* BEGIN *

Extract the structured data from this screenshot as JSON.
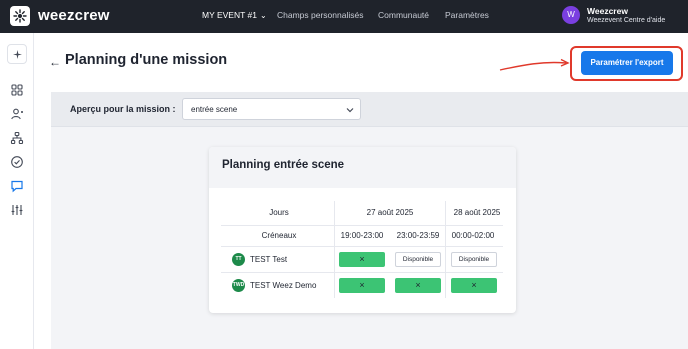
{
  "topbar": {
    "brand": "weezcrew",
    "nav": {
      "event": "MY EVENT #1",
      "custom_fields": "Champs personnalisés",
      "community": "Communauté",
      "settings": "Paramètres"
    },
    "user": {
      "initial": "W",
      "name": "Weezcrew",
      "org": "Weezevent Centre d'aide"
    }
  },
  "sidebar": {
    "icons": [
      "sparkle-icon",
      "dashboard-icon",
      "users-icon",
      "org-chart-icon",
      "check-circle-icon",
      "chat-icon",
      "sliders-icon"
    ],
    "active": "chat-icon"
  },
  "header": {
    "title": "Planning d'une mission",
    "export_button": "Paramétrer l'export"
  },
  "filter": {
    "label": "Aperçu pour la mission :",
    "selected": "entrée scene"
  },
  "planning": {
    "title": "Planning entrée scene",
    "days_label": "Jours",
    "slots_label": "Créneaux",
    "dates": [
      "27 août 2025",
      "28 août 2025"
    ],
    "slots": [
      "19:00-23:00",
      "23:00-23:59",
      "00:00-02:00"
    ],
    "people": [
      {
        "initials": "TT",
        "name": "TEST Test",
        "cells": [
          "×",
          "Disponible",
          "Disponible"
        ]
      },
      {
        "initials": "TWD",
        "name": "TEST Weez Demo",
        "cells": [
          "×",
          "×",
          "×"
        ]
      }
    ]
  },
  "colors": {
    "topbar_bg": "#1f232b",
    "accent_blue": "#1778ea",
    "assigned_green": "#3cc474",
    "badge_green": "#1d8a4a",
    "avatar_purple": "#7a3fe0",
    "highlight_red": "#e0392b"
  }
}
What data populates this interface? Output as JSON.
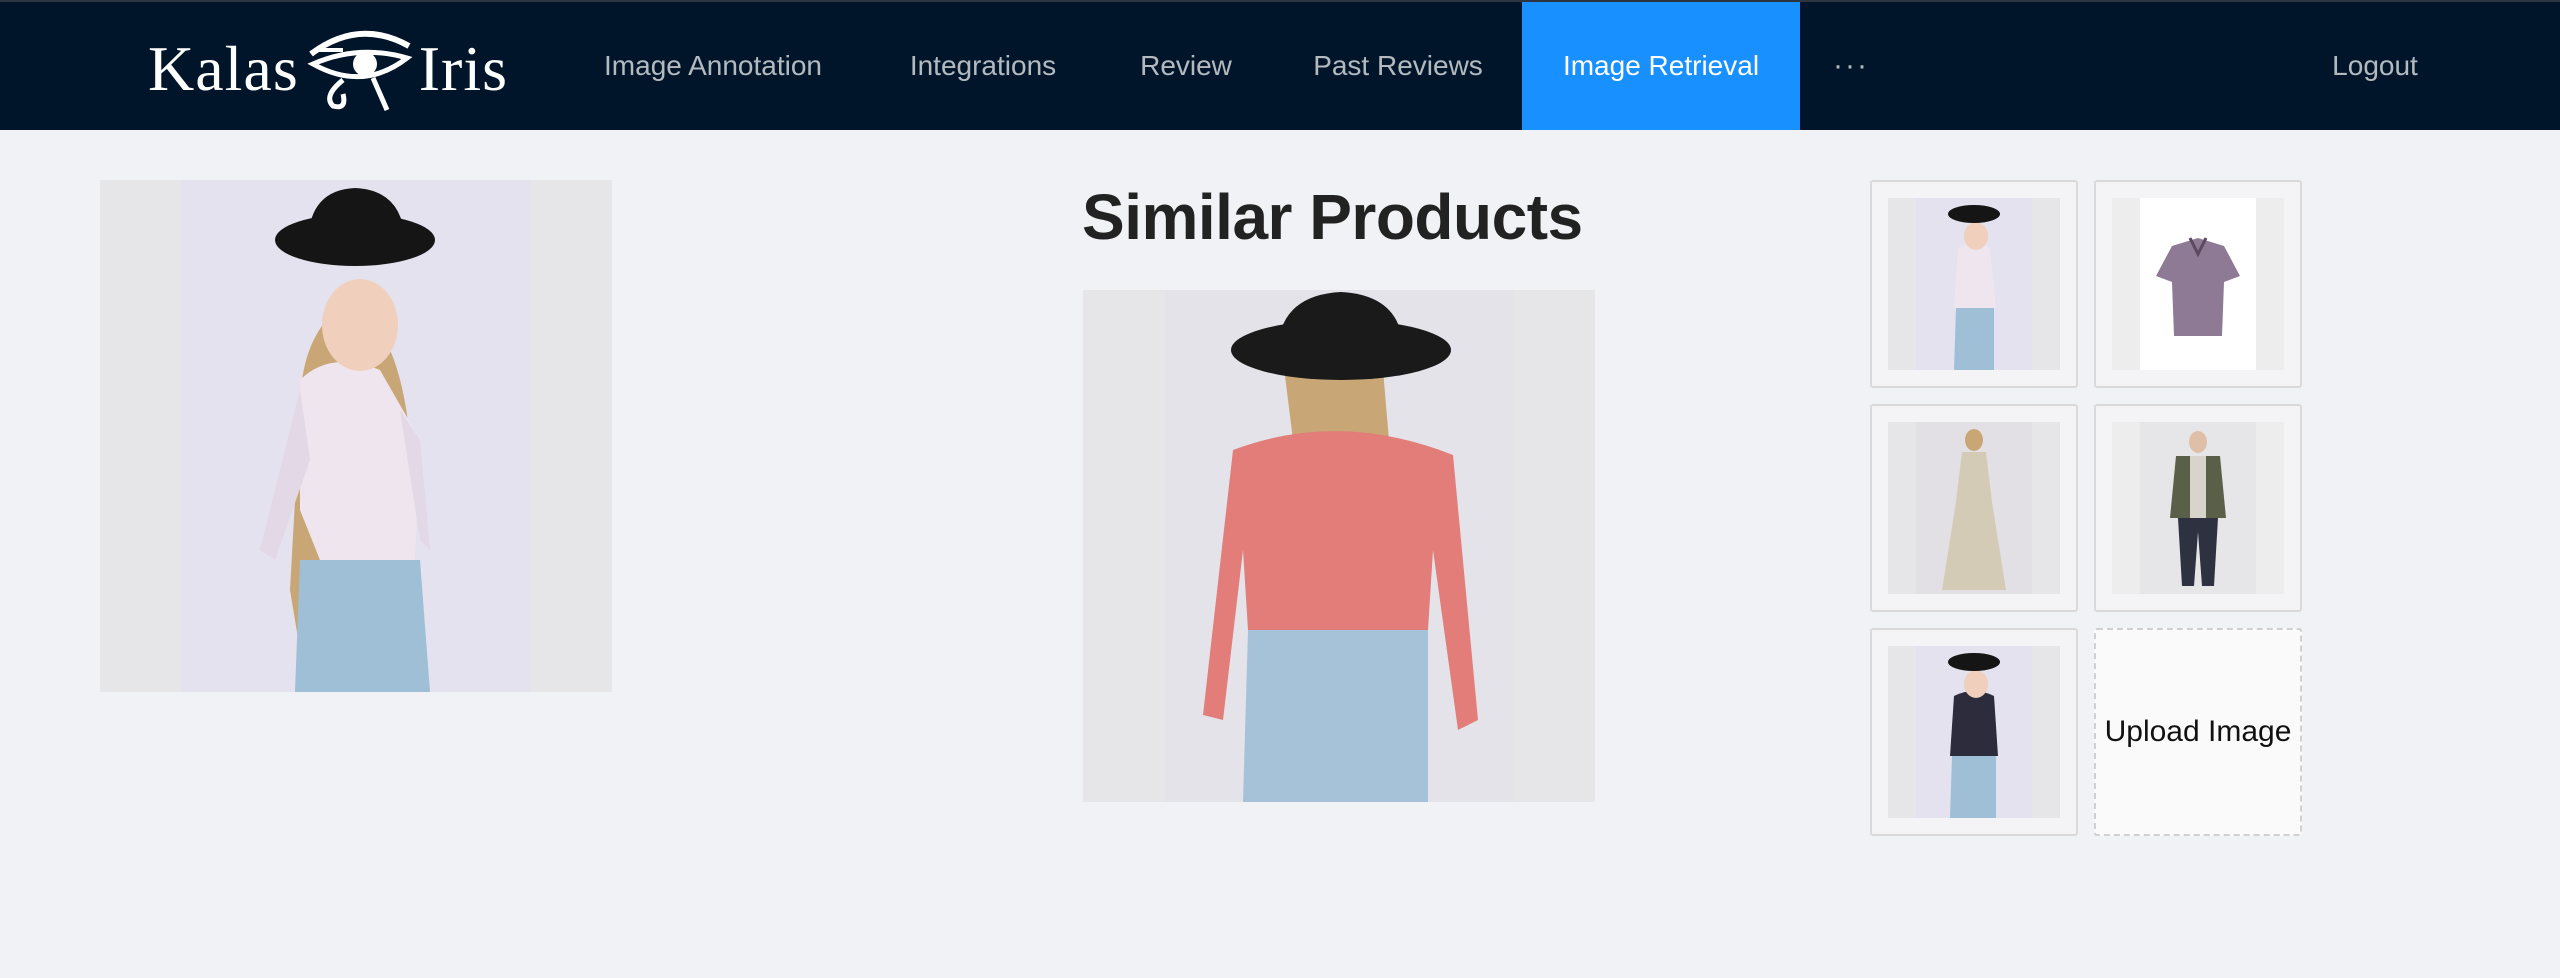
{
  "brand": {
    "logo_left": "Kalas",
    "logo_right": "Iris"
  },
  "nav": {
    "items": [
      {
        "label": "Image Annotation"
      },
      {
        "label": "Integrations"
      },
      {
        "label": "Review"
      },
      {
        "label": "Past Reviews"
      },
      {
        "label": "Image Retrieval",
        "active": true
      },
      {
        "label": "···"
      }
    ],
    "logout": "Logout"
  },
  "colors": {
    "navbar_bg": "#001529",
    "active_tab": "#1890ff",
    "page_bg": "#f0f2f5"
  },
  "main": {
    "title": "Similar Products",
    "upload_label": "Upload Image"
  },
  "icons": {
    "query": "woman-lace-top-hat-photo",
    "result": "woman-lace-top-back-photo",
    "thumbs": [
      "woman-white-lace-top",
      "floral-shirt",
      "long-dress",
      "man-varsity-jacket",
      "woman-dark-lace-top"
    ]
  }
}
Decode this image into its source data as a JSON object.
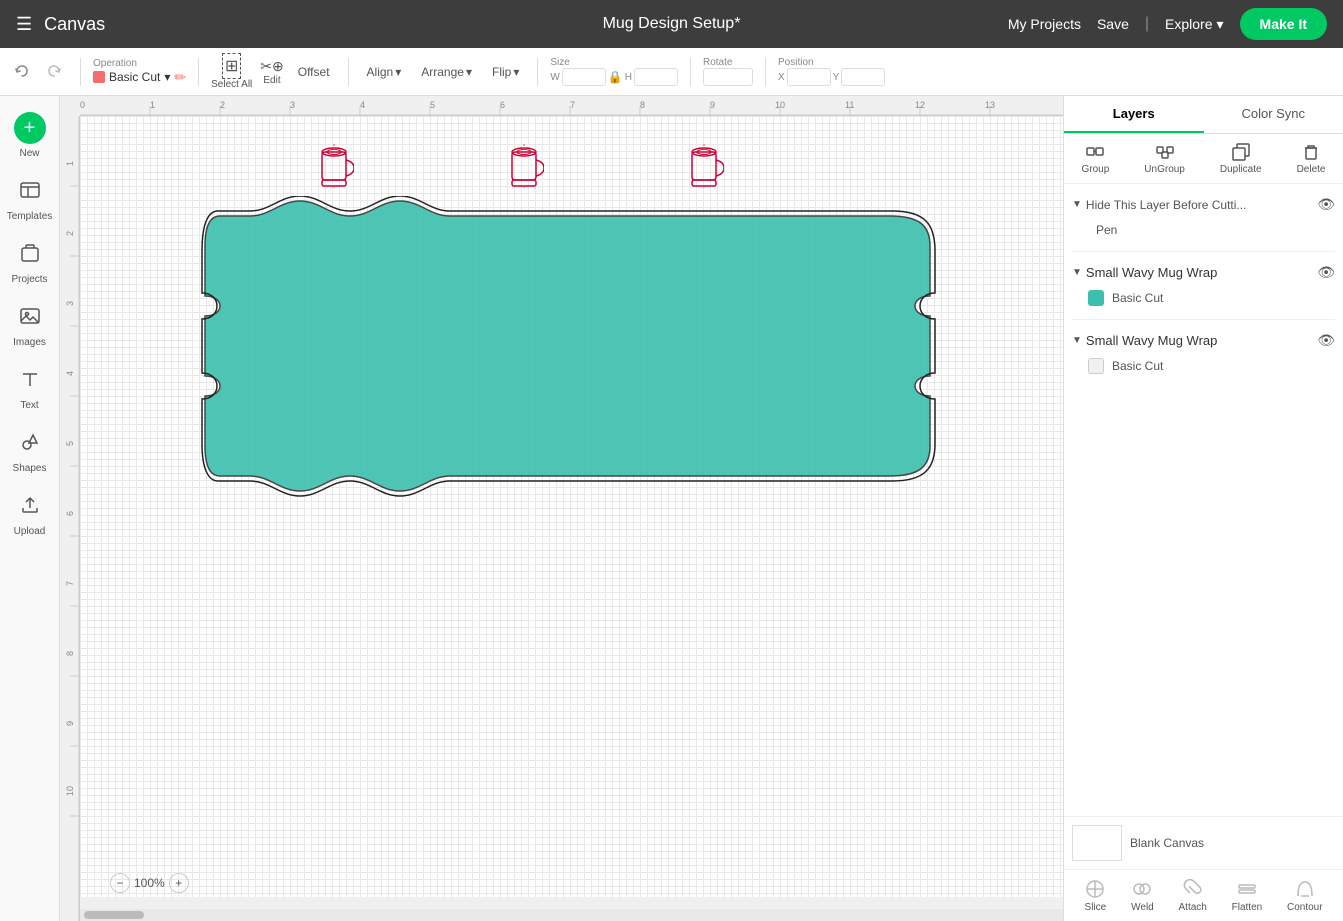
{
  "topnav": {
    "menu_icon": "☰",
    "logo": "Canvas",
    "title": "Mug Design Setup*",
    "my_projects": "My Projects",
    "save": "Save",
    "divider": "|",
    "explore": "Explore",
    "make_it": "Make It"
  },
  "toolbar": {
    "operation_label": "Operation",
    "operation_value": "Basic Cut",
    "select_all_label": "Select All",
    "edit_label": "Edit",
    "offset_label": "Offset",
    "align_label": "Align",
    "arrange_label": "Arrange",
    "flip_label": "Flip",
    "size_label": "Size",
    "w_label": "W",
    "h_label": "H",
    "rotate_label": "Rotate",
    "position_label": "Position",
    "x_label": "X",
    "y_label": "Y"
  },
  "sidebar": {
    "new_label": "New",
    "templates_label": "Templates",
    "projects_label": "Projects",
    "images_label": "Images",
    "text_label": "Text",
    "shapes_label": "Shapes",
    "upload_label": "Upload"
  },
  "layers_panel": {
    "layers_tab": "Layers",
    "color_sync_tab": "Color Sync",
    "group_btn": "Group",
    "ungroup_btn": "UnGroup",
    "duplicate_btn": "Duplicate",
    "delete_btn": "Delete",
    "hide_layer_title": "Hide This Layer Before Cutti...",
    "pen_label": "Pen",
    "layer1_title": "Small Wavy Mug Wrap",
    "layer1_item": "Basic Cut",
    "layer1_color": "#3dbfaf",
    "layer2_title": "Small Wavy Mug Wrap",
    "layer2_item": "Basic Cut",
    "layer2_color": "#f0f0f0",
    "blank_canvas_label": "Blank Canvas"
  },
  "footer_btns": {
    "slice": "Slice",
    "weld": "Weld",
    "attach": "Attach",
    "flatten": "Flatten",
    "contour": "Contour"
  },
  "canvas": {
    "zoom": "100%"
  }
}
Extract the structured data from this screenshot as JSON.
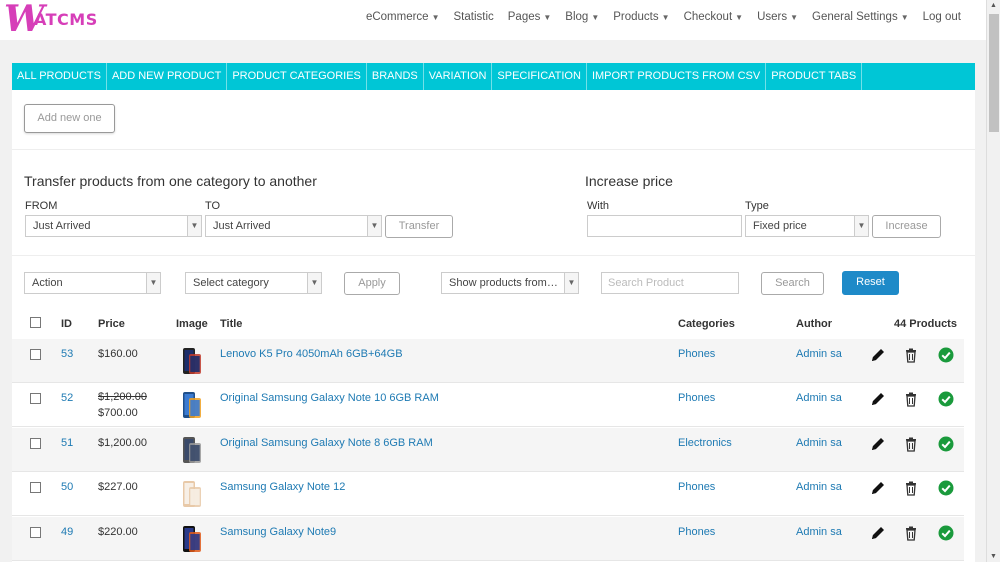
{
  "logo": {
    "initial": "W",
    "rest": "ATCMS"
  },
  "nav": [
    {
      "label": "eCommerce",
      "dropdown": true
    },
    {
      "label": "Statistic",
      "dropdown": false
    },
    {
      "label": "Pages",
      "dropdown": true
    },
    {
      "label": "Blog",
      "dropdown": true
    },
    {
      "label": "Products",
      "dropdown": true
    },
    {
      "label": "Checkout",
      "dropdown": true
    },
    {
      "label": "Users",
      "dropdown": true
    },
    {
      "label": "General Settings",
      "dropdown": true
    },
    {
      "label": "Log out",
      "dropdown": false
    }
  ],
  "tabs": [
    "ALL PRODUCTS",
    "ADD NEW PRODUCT",
    "PRODUCT CATEGORIES",
    "BRANDS",
    "VARIATION",
    "SPECIFICATION",
    "IMPORT PRODUCTS FROM CSV",
    "PRODUCT TABS"
  ],
  "add_new_label": "Add new one",
  "transfer": {
    "title": "Transfer products from one category to another",
    "from_label": "FROM",
    "from_value": "Just Arrived",
    "to_label": "TO",
    "to_value": "Just Arrived",
    "button": "Transfer"
  },
  "increase": {
    "title": "Increase price",
    "with_label": "With",
    "with_value": "",
    "type_label": "Type",
    "type_value": "Fixed price",
    "button": "Increase"
  },
  "filters": {
    "action": "Action",
    "category": "Select category",
    "apply": "Apply",
    "show_from": "Show products from…",
    "search_placeholder": "Search Product",
    "search": "Search",
    "reset": "Reset"
  },
  "table": {
    "headers": {
      "id": "ID",
      "price": "Price",
      "image": "Image",
      "title": "Title",
      "categories": "Categories",
      "author": "Author",
      "count": "44 Products"
    },
    "rows": [
      {
        "id": "53",
        "price": "$160.00",
        "old_price": "",
        "title": "Lenovo K5 Pro 4050mAh 6GB+64GB",
        "category": "Phones",
        "author": "Admin sa",
        "image": "phone-dark"
      },
      {
        "id": "52",
        "price": "$700.00",
        "old_price": "$1,200.00",
        "title": "Original Samsung Galaxy Note 10 6GB RAM",
        "category": "Phones",
        "author": "Admin sa",
        "image": "phone-blue"
      },
      {
        "id": "51",
        "price": "$1,200.00",
        "old_price": "",
        "title": "Original Samsung Galaxy Note 8 6GB RAM",
        "category": "Electronics",
        "author": "Admin sa",
        "image": "phone-grey"
      },
      {
        "id": "50",
        "price": "$227.00",
        "old_price": "",
        "title": "Samsung Galaxy Note 12",
        "category": "Phones",
        "author": "Admin sa",
        "image": "phone-gold"
      },
      {
        "id": "49",
        "price": "$220.00",
        "old_price": "",
        "title": "Samsung Galaxy Note9",
        "category": "Phones",
        "author": "Admin sa",
        "image": "phone-black"
      }
    ]
  },
  "colors": {
    "accent": "#00c6d6",
    "brand": "#d63eb8",
    "link": "#1e7ab3",
    "reset": "#1e8ac8",
    "check": "#1a9a3c"
  }
}
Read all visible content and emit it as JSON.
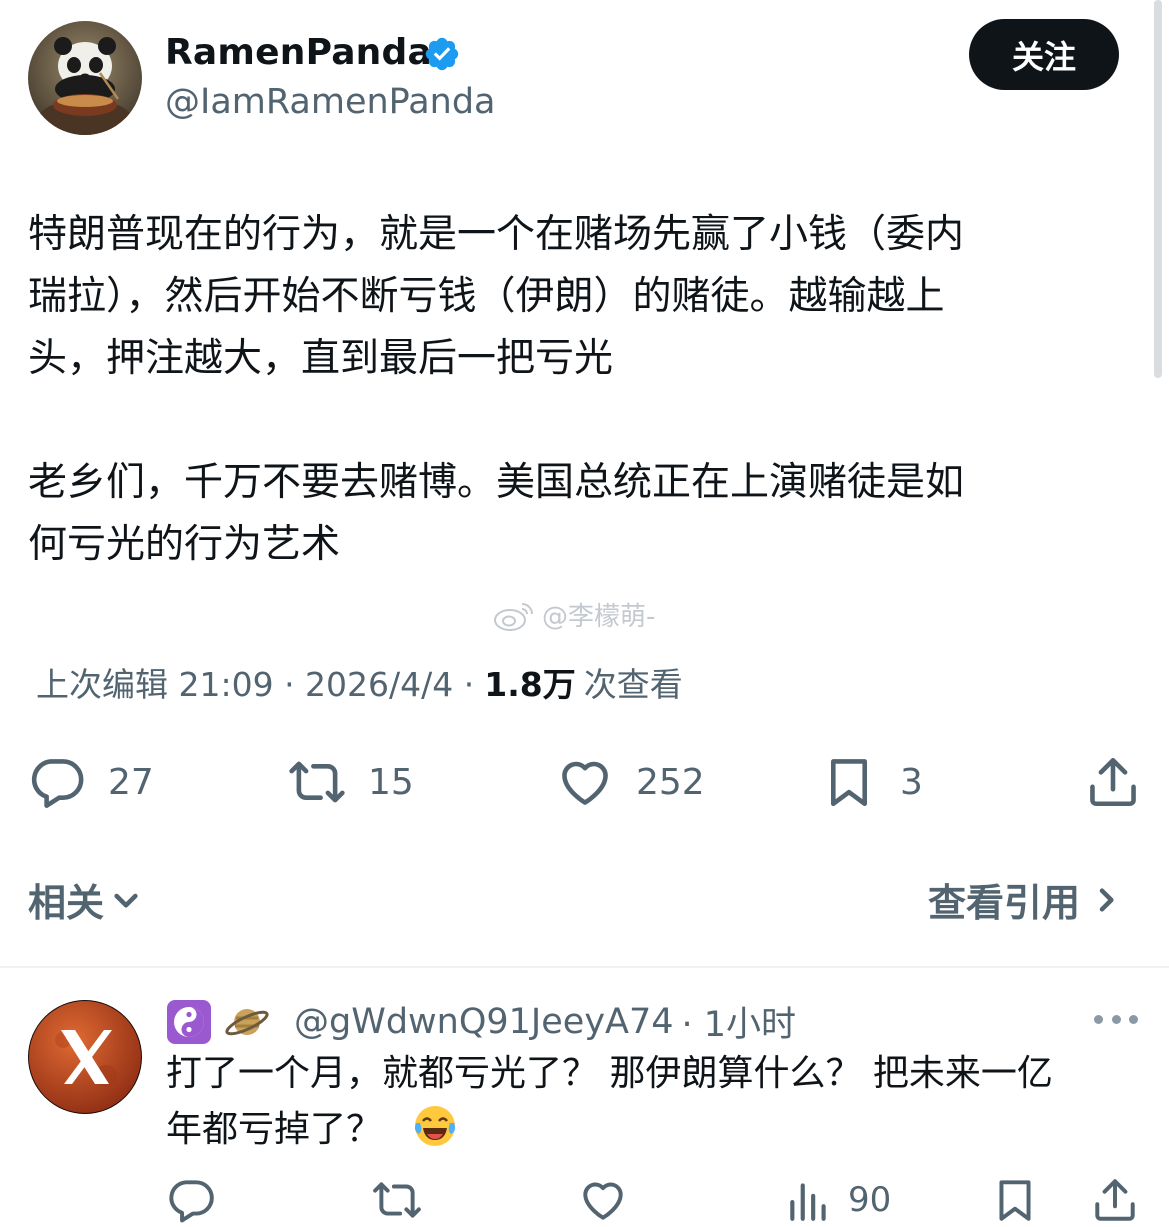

* END *

Search the lines above for the string "entrée" and copy each line that has it.

    "selected": "entrée scene"
    "title": "Planning entrée scene",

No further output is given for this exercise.